- Do this
Take the records underneath and set them down exactly.

- Provided material
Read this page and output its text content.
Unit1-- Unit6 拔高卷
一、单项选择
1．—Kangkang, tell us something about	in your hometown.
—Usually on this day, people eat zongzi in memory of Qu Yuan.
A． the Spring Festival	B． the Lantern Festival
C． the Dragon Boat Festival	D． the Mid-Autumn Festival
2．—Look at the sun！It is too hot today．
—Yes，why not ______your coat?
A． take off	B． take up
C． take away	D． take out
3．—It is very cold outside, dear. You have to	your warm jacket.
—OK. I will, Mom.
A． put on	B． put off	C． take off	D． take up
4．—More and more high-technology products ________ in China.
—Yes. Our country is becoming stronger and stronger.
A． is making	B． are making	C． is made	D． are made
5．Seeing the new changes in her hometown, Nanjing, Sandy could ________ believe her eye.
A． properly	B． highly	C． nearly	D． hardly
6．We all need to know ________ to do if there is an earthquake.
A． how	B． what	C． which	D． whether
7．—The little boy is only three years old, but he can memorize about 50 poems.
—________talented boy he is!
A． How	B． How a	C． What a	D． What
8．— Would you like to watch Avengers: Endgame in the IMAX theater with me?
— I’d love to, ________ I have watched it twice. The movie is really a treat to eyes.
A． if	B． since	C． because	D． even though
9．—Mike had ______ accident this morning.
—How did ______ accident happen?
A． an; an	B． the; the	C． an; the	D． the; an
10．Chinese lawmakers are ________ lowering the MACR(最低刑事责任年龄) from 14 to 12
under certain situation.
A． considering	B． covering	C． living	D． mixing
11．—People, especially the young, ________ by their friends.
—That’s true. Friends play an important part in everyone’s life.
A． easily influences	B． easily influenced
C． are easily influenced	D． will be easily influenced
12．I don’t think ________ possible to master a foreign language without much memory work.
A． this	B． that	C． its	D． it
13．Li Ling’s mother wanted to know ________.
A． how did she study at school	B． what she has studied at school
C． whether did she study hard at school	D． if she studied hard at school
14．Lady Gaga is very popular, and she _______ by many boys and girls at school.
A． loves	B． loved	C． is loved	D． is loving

- Completed task
Read this page and output its text content.
Unit1-- Unit6 拔高卷
一、单项选择
1．—Kangkang, tell us something about	in your hometown.
—Usually on this day, people eat zongzi in memory of Qu Yuan.
A． the Spring Festival	B． the Lantern Festival
C． the Dragon Boat Festival	D． the Mid-Autumn Festival
2．—Look at the sun！It is too hot today．
—Yes，why not ______your coat?
A． take off	B． take up
C． take away	D． take out
3．—It is very cold outside, dear. You have to	your warm jacket.
—OK. I will, Mom.
A． put on	B． put off	C． take off	D． take up
4．—More and more high-technology products ________ in China.
—Yes. Our country is becoming stronger and stronger.
A． is making	B． are making	C． is made	D． are made
5．Seeing the new changes in her hometown, Nanjing, Sandy could ________ believe her eye.
A． properly	B． highly	C． nearly	D． hardly
6．We all need to know ________ to do if there is an earthquake.
A． how	B． what	C． which	D． whether
7．—The little boy is only three years old, but he can memorize about 50 poems.
—________talented boy he is!
A． How	B． How a	C． What a	D． What
8．— Would you like to watch Avengers: Endgame in the IMAX theater with me?
— I’d love to, ________ I have watched it twice. The movie is really a treat to eyes.
A． if	B． since	C． because	D． even though
9．—Mike had ______ accident this morning.
—How did ______ accident happen?
A． an; an	B． the; the	C． an; the	D． the; an
10．Chinese lawmakers are ________ lowering the MACR(最低刑事责任年龄) from 14 to 12
under certain situation.
A． considering	B． covering	C． living	D． mixing
11．—People, especially the young, ________ by their friends.
—That’s true. Friends play an important part in everyone’s life.
A． easily influences	B． easily influenced
C． are easily influenced	D． will be easily influenced
12．I don’t think ________ possible to master a foreign language without much memory work.
A． this	B． that	C． its	D． it
13．Li Ling’s mother wanted to know ________.
A． how did she study at school	B． what she has studied at school
C． whether did she study hard at school	D． if she studied hard at school
14．Lady Gaga is very popular, and she _______ by many boys and girls at school.
A． loves	B． loved	C． is loved	D． is loving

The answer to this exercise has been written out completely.